**What you have to do:** From the entries below, gather each line containing the word "contentcontroller".

*** Records for the task ***

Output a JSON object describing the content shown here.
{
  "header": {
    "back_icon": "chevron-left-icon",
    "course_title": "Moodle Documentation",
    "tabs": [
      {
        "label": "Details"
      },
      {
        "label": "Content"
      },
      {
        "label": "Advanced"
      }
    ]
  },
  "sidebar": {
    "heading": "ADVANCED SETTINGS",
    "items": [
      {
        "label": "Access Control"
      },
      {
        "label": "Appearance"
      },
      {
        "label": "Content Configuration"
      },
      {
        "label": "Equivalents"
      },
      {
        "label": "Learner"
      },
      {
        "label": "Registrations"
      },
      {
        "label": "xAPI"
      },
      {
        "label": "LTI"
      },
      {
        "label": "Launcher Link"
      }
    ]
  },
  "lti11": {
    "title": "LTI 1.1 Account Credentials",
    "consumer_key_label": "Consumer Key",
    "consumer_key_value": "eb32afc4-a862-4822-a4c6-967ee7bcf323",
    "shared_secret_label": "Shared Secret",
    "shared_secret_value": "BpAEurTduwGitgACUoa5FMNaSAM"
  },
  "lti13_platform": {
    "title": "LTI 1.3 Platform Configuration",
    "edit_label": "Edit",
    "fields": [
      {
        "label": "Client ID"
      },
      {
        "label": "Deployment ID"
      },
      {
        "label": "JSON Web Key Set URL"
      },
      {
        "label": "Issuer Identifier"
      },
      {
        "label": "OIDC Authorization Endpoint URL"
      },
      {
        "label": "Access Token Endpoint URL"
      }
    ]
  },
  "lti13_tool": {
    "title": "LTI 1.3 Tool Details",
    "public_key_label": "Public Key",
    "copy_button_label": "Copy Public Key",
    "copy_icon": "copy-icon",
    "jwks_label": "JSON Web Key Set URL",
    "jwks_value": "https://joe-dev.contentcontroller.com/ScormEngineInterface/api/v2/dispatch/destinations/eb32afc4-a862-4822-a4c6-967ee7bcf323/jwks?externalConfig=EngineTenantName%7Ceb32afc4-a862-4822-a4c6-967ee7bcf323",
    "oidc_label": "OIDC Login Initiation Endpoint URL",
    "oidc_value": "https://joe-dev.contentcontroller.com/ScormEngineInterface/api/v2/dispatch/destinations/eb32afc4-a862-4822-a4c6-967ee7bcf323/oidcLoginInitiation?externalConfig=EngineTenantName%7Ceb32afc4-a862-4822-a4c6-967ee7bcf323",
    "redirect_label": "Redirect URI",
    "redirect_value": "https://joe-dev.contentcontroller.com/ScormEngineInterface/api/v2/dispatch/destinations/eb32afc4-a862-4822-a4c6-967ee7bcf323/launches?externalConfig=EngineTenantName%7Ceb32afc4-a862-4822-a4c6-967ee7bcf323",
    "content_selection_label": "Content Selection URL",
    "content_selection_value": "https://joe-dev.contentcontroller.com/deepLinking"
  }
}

***

**Finished task:**
    "jwks_value": "https://joe-dev.contentcontroller.com/ScormEngineInterface/api/v2/dispatch/destinations/eb32afc4-a862-4822-a4c6-967ee7bcf323/jwks?externalConfig=EngineTenantName%7Ceb32afc4-a862-4822-a4c6-967ee7bcf323",
    "oidc_value": "https://joe-dev.contentcontroller.com/ScormEngineInterface/api/v2/dispatch/destinations/eb32afc4-a862-4822-a4c6-967ee7bcf323/oidcLoginInitiation?externalConfig=EngineTenantName%7Ceb32afc4-a862-4822-a4c6-967ee7bcf323",
    "redirect_value": "https://joe-dev.contentcontroller.com/ScormEngineInterface/api/v2/dispatch/destinations/eb32afc4-a862-4822-a4c6-967ee7bcf323/launches?externalConfig=EngineTenantName%7Ceb32afc4-a862-4822-a4c6-967ee7bcf323",
    "content_selection_value": "https://joe-dev.contentcontroller.com/deepLinking"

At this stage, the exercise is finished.